The exercise: Copy out every line of the records where the string "Zeitabhängige" occurs.
● ● ●
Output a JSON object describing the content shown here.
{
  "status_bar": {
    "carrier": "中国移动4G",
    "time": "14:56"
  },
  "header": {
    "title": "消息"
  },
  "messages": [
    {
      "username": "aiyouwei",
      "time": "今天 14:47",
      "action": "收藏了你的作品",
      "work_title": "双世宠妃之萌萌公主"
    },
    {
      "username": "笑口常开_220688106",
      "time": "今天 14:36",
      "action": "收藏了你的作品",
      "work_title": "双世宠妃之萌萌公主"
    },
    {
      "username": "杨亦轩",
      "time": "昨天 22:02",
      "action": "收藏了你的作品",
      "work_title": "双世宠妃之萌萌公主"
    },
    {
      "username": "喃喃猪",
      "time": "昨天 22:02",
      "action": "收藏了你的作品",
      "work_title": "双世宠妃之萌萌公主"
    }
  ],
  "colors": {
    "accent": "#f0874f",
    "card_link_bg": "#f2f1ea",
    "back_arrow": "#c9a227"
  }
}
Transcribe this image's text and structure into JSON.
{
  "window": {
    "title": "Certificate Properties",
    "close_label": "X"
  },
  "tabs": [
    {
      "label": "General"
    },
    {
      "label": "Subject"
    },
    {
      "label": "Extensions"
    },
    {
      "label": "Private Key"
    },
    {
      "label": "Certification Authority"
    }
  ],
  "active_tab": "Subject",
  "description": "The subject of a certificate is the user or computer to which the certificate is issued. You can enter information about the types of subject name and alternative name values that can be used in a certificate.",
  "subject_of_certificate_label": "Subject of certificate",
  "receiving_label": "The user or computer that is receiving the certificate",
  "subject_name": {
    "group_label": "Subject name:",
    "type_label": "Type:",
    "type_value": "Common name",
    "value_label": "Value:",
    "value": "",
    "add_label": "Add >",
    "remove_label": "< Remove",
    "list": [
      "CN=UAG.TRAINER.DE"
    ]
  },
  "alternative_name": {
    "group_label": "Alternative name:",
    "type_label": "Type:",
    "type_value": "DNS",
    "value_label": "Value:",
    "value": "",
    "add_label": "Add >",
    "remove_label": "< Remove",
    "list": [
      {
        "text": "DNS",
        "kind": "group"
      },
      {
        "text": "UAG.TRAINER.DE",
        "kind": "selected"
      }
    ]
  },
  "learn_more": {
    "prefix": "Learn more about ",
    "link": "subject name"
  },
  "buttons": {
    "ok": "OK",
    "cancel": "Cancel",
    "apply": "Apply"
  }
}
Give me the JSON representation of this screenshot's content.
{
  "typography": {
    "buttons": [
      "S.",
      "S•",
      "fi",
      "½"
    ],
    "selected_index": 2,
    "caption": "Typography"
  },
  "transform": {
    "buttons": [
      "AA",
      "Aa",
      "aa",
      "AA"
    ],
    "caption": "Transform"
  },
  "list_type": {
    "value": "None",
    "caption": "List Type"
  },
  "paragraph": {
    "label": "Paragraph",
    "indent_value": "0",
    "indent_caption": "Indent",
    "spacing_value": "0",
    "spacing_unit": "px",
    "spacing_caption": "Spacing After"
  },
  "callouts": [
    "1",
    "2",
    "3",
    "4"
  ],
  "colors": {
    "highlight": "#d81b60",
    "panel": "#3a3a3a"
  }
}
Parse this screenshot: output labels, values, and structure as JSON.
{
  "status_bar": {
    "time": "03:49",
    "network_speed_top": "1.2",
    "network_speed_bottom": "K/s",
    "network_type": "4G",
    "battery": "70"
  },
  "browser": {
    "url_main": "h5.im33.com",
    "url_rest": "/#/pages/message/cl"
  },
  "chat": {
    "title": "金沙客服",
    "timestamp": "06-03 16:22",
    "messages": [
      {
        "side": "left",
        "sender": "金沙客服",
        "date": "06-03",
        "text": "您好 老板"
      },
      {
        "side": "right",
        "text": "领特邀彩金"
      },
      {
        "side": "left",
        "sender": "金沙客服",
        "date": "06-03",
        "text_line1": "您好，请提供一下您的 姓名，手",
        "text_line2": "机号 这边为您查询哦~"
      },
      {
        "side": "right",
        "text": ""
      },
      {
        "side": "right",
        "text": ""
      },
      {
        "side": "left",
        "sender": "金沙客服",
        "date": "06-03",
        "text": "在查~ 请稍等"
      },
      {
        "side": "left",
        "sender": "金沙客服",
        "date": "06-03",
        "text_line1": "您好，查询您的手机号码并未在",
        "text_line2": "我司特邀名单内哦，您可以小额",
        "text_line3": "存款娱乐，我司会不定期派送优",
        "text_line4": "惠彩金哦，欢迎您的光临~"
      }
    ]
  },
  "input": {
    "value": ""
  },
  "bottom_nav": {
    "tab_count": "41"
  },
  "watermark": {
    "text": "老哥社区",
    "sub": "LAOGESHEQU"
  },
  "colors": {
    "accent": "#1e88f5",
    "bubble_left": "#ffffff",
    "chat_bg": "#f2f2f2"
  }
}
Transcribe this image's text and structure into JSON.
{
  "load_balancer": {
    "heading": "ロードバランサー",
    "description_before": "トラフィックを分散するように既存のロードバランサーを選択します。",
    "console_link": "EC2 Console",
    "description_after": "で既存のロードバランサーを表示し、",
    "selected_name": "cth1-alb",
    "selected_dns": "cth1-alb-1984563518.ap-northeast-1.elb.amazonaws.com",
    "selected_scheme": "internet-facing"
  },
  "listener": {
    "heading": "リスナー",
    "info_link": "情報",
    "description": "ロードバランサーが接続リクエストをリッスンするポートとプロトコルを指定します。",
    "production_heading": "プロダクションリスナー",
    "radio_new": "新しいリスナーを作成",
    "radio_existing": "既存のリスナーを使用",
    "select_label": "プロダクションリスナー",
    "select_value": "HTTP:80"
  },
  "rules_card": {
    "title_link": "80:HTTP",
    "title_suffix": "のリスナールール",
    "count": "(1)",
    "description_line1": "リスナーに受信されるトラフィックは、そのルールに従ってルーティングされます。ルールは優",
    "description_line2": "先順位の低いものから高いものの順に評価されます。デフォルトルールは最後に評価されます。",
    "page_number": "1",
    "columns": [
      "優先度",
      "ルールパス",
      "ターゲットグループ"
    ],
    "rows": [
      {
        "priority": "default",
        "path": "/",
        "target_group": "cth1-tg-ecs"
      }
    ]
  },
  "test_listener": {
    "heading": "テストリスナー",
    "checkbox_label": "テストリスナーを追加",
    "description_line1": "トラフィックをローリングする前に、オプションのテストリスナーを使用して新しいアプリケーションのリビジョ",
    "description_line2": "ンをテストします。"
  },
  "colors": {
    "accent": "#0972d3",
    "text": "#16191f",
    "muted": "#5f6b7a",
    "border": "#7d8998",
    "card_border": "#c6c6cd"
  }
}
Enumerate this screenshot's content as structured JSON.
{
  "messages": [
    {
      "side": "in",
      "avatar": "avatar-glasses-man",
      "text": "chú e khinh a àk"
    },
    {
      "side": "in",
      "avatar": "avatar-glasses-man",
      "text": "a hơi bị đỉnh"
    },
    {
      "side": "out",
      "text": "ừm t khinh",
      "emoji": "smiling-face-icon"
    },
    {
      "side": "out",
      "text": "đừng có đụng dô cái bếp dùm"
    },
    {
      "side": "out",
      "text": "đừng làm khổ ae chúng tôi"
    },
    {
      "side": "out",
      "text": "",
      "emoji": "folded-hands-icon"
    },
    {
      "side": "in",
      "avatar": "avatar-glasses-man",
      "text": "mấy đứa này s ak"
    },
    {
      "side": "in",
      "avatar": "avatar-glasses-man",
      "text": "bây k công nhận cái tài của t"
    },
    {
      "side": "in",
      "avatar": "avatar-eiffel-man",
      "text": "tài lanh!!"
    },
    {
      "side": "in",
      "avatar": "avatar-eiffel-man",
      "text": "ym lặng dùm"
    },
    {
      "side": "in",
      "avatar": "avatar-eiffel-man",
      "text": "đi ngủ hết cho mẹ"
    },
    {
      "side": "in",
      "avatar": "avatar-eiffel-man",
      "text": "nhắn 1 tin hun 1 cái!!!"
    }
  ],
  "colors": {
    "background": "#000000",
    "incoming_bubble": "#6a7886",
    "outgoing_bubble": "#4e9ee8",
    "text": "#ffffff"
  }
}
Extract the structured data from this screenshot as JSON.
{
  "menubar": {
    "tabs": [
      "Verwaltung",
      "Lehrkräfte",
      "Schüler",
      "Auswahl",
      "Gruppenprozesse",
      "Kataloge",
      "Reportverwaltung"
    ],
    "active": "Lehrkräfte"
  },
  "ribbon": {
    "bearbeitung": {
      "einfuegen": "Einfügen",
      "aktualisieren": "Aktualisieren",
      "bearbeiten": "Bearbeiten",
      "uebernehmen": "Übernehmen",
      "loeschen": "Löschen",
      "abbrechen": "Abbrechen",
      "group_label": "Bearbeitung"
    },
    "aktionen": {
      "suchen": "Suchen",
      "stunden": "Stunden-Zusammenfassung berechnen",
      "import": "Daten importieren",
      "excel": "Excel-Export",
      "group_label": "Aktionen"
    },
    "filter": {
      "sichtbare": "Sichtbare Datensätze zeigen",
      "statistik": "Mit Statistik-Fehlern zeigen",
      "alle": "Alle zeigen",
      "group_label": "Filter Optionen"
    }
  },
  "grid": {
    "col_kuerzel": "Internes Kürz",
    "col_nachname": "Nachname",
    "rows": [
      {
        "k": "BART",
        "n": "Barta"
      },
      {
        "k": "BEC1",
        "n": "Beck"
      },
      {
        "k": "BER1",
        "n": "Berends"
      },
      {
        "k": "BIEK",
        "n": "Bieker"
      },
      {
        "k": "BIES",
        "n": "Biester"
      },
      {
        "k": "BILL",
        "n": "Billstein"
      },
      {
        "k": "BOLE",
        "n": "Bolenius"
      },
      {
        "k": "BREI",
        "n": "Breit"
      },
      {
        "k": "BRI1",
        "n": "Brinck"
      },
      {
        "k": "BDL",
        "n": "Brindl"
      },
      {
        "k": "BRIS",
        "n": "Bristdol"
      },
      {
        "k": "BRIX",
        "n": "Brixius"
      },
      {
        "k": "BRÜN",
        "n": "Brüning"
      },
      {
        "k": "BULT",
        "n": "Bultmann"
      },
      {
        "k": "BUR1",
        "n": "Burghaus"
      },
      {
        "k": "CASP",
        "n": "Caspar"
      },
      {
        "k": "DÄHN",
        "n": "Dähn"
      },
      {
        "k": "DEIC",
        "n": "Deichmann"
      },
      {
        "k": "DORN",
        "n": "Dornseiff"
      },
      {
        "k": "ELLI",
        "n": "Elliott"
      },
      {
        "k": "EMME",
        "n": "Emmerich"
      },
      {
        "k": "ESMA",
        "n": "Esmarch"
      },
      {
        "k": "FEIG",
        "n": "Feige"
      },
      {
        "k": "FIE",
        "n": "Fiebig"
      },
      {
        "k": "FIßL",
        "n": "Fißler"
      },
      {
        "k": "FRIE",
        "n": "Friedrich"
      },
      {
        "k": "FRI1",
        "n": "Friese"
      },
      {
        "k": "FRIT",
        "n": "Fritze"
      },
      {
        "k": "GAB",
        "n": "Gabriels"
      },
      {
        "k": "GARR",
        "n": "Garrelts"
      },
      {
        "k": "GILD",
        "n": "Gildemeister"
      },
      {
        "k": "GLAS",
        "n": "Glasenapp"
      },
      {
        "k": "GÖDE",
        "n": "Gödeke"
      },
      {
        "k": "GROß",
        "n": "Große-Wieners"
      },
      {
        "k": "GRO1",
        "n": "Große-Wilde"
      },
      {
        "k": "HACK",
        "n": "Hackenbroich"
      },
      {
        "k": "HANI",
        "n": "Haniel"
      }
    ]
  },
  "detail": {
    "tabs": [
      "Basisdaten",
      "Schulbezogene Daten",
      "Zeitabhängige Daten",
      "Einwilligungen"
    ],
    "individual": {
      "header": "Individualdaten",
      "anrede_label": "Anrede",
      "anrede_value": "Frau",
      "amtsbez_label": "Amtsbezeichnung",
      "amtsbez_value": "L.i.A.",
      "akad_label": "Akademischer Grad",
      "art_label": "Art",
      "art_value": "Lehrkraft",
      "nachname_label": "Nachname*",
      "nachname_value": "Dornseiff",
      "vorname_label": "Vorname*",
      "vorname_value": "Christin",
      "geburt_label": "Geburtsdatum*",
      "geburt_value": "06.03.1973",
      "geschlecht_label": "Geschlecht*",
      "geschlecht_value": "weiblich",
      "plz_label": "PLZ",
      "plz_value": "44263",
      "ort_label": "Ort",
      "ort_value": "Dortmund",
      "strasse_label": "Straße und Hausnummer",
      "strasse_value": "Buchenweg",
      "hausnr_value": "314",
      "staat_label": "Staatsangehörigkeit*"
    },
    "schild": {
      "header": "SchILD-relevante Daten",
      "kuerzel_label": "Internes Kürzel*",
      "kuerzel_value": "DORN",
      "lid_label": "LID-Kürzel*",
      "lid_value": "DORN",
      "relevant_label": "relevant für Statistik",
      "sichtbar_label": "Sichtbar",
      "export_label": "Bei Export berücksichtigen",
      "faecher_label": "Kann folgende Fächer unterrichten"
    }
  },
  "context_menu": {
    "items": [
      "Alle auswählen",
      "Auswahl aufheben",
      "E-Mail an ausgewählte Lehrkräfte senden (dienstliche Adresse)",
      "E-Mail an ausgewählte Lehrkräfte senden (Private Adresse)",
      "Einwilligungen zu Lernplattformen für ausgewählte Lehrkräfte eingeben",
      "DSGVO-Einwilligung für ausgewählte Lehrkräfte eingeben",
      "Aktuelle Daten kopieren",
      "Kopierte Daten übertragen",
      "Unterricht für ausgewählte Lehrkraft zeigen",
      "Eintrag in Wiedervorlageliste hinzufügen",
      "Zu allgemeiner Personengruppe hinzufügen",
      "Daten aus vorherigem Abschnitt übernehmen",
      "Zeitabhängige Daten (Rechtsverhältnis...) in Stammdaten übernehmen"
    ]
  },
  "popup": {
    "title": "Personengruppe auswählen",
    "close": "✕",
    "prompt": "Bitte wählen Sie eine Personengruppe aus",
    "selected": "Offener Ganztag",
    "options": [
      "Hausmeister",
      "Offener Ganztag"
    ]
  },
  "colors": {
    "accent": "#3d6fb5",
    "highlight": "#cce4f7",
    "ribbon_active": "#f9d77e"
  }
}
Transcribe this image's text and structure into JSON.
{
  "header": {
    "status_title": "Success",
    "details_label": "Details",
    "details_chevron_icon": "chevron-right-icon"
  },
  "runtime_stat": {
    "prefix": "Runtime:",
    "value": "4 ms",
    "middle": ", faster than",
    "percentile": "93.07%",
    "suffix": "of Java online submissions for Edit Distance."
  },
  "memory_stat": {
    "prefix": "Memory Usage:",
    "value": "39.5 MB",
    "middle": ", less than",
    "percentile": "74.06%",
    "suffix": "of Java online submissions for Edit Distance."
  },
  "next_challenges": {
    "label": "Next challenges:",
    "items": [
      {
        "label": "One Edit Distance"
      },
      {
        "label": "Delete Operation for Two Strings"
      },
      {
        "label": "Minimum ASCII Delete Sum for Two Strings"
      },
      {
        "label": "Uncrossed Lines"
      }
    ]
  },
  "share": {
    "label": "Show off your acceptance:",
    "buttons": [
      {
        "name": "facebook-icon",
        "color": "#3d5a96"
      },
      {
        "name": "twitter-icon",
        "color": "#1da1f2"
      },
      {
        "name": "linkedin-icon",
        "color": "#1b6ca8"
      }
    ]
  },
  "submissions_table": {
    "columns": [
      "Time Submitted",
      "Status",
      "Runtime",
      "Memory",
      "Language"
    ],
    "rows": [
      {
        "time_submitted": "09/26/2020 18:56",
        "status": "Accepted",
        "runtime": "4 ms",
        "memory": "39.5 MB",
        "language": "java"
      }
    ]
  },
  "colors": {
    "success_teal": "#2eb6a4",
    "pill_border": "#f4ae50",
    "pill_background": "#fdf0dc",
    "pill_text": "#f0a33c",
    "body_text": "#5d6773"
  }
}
● ● ●
Result below:
      "Zeitabhängige Daten",
      "Zeitabhängige Daten (Rechtsverhältnis...) in Stammdaten übernehmen"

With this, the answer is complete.